▶ _To do_
Scan the material that follows. Copy every line containing the word "Preview".

§

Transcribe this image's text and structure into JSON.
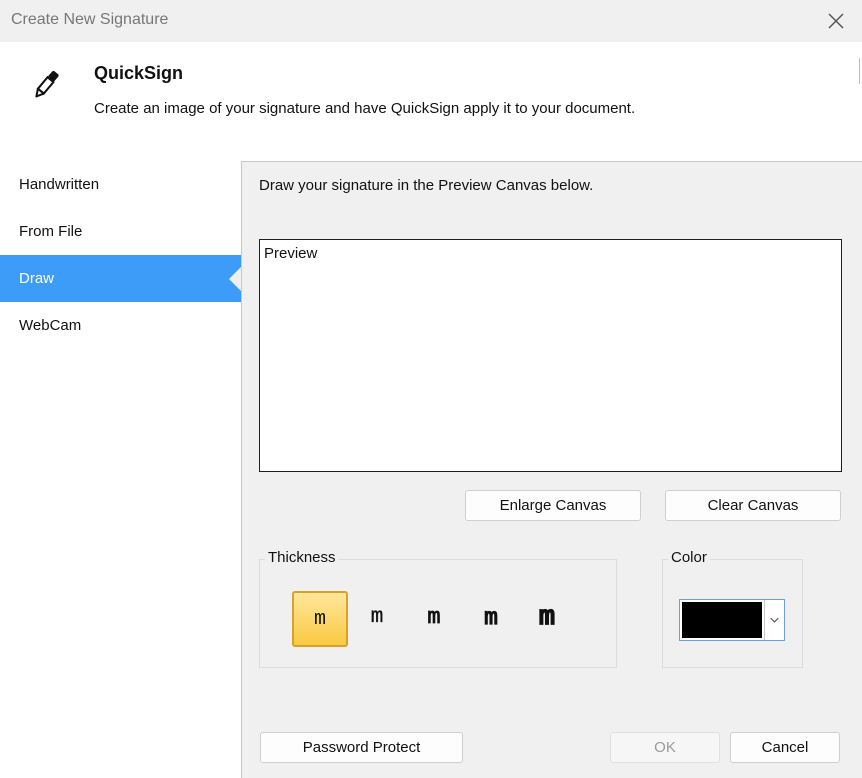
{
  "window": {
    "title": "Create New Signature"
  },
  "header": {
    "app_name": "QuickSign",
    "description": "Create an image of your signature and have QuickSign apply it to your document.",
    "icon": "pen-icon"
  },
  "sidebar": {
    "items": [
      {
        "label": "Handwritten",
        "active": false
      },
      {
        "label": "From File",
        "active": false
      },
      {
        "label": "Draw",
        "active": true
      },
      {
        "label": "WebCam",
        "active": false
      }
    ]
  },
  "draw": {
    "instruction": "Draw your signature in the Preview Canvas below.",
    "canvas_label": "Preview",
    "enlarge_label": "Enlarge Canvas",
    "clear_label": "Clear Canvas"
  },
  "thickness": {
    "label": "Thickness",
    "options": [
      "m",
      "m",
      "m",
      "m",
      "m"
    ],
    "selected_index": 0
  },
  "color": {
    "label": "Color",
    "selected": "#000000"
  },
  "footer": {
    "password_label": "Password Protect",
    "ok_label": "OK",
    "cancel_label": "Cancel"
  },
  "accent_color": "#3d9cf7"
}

§

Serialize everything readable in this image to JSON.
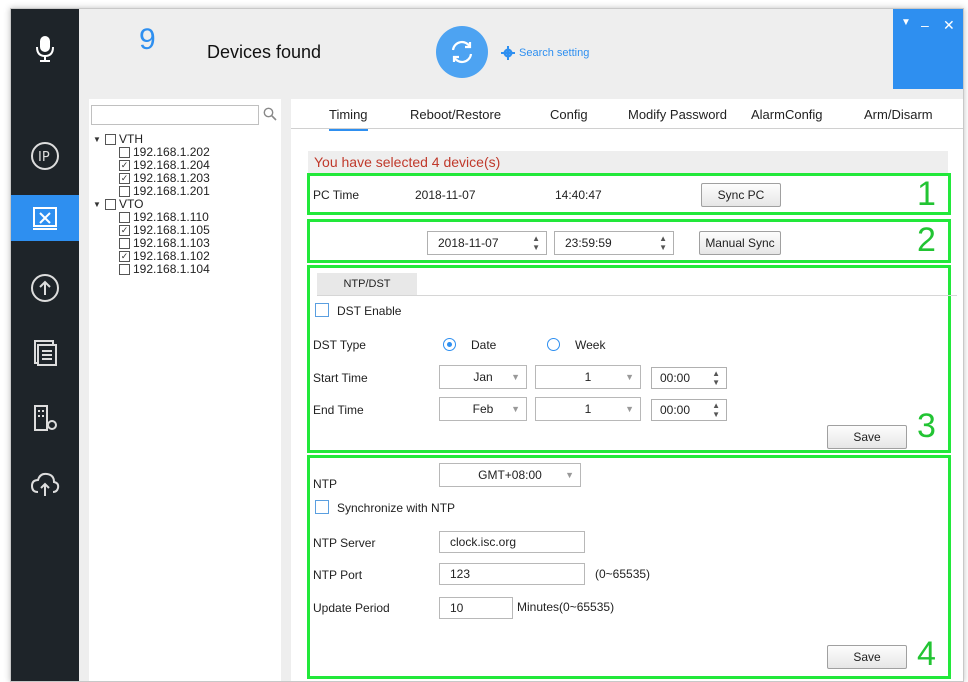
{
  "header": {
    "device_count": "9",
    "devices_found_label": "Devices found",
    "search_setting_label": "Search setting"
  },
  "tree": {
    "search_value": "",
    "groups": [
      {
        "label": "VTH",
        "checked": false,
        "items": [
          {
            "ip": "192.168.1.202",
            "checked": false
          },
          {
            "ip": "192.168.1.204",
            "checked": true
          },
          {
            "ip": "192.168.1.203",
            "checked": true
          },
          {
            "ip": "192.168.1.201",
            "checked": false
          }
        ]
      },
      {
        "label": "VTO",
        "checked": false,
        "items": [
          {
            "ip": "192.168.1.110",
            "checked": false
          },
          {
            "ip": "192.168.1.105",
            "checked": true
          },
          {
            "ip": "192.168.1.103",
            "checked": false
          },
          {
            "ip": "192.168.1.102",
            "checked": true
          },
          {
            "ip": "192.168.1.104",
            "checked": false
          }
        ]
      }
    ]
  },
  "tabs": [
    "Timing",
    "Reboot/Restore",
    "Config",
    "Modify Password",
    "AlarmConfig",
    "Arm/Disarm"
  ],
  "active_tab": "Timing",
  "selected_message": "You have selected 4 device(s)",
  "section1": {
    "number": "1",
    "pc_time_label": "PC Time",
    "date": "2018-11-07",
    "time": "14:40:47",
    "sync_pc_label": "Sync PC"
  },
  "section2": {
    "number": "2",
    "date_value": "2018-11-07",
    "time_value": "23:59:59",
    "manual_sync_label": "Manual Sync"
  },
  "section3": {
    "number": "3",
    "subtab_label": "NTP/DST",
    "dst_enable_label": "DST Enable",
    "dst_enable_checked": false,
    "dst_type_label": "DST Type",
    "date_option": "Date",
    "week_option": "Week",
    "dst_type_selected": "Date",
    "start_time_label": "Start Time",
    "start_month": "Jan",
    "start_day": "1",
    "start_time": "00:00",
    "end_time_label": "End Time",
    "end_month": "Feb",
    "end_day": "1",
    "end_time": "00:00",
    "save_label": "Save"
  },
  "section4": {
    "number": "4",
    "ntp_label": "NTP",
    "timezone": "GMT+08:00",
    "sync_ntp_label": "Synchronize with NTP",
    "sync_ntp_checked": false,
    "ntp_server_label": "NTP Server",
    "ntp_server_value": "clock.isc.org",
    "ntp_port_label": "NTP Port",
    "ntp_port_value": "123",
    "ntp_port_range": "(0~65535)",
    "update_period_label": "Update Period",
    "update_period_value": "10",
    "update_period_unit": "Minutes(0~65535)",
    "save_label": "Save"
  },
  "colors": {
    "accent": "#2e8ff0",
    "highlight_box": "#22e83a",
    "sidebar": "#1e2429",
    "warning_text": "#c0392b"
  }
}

§

▶ _Output for this exercise_
    "instruction": "Draw your signature in the Preview Canvas below.",
    "canvas_label": "Preview",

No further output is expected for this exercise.